#### REQUIREMENTS:
Look below. Copy each line that has "uskuteční" in it.

#### TASK INPUT:

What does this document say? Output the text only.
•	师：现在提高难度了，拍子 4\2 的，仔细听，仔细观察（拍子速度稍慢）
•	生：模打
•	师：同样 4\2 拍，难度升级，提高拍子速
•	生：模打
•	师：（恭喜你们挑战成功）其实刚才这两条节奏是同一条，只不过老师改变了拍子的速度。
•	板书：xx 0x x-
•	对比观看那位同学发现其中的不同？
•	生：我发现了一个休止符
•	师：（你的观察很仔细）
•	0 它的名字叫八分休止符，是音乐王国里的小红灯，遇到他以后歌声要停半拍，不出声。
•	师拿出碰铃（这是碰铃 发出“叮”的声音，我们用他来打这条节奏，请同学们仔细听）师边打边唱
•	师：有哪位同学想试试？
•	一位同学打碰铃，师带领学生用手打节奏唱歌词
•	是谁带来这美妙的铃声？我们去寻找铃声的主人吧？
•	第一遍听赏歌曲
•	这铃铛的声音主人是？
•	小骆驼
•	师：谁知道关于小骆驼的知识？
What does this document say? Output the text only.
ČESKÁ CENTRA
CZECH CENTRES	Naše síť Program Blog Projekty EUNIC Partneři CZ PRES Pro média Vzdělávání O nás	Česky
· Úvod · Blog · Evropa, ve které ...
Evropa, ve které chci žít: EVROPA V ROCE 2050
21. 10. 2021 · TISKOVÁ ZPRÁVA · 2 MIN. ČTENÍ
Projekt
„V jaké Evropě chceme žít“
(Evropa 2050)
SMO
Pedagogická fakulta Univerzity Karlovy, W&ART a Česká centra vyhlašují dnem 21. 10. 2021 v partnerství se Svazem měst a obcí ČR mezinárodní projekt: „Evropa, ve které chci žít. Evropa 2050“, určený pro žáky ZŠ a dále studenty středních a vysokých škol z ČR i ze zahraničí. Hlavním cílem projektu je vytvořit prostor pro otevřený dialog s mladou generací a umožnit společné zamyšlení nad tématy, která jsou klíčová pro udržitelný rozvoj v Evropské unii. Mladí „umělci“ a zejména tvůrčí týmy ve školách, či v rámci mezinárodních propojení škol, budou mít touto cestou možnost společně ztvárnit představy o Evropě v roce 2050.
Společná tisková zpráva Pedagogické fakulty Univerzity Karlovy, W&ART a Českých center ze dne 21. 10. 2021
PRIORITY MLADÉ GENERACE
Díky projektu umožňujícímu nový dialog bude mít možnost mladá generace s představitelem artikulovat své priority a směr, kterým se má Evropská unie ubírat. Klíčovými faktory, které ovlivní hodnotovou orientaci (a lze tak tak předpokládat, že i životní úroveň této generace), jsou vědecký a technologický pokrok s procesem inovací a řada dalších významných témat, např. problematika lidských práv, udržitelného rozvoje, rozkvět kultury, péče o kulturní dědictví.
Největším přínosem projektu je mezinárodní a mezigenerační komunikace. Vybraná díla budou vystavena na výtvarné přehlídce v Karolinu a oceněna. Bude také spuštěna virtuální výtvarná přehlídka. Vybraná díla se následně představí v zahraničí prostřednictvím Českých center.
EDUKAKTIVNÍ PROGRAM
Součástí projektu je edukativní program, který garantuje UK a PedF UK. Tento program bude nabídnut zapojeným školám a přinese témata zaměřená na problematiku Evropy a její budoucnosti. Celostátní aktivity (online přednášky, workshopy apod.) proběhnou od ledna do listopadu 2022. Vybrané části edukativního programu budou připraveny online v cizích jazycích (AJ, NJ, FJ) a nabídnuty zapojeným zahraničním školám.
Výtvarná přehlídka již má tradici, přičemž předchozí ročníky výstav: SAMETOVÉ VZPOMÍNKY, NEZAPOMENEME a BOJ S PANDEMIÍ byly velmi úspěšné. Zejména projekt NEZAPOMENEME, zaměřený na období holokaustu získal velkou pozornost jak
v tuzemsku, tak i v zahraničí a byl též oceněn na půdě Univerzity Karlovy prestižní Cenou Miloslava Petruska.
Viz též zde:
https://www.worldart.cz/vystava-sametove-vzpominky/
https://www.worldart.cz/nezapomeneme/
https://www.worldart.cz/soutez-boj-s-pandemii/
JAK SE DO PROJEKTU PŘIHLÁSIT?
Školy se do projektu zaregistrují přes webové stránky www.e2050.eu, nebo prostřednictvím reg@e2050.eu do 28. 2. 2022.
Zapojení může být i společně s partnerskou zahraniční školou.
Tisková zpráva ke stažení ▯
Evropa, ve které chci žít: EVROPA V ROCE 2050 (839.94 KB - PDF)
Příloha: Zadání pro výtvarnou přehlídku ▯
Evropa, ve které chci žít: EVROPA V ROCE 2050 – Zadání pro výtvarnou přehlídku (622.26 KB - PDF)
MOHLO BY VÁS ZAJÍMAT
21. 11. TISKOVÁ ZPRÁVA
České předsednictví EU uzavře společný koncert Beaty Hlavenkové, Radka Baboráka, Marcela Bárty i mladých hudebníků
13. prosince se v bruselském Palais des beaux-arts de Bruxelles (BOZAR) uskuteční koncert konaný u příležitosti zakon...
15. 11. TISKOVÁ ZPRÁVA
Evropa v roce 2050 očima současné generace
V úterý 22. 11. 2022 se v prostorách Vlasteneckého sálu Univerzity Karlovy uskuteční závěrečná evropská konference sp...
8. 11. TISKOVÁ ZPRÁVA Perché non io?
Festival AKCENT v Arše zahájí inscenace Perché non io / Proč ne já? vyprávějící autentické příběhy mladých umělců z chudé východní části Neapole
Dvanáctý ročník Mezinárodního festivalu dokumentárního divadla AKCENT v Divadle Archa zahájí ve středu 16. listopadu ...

#### RESULT:
13. prosince se v bruselském Palais des beaux-arts de Bruxelles (BOZAR) uskuteční koncert konaný u příležitosti zakon...
V úterý 22. 11. 2022 se v prostorách Vlasteneckého sálu Univerzity Karlovy uskuteční závěrečná evropská konference sp...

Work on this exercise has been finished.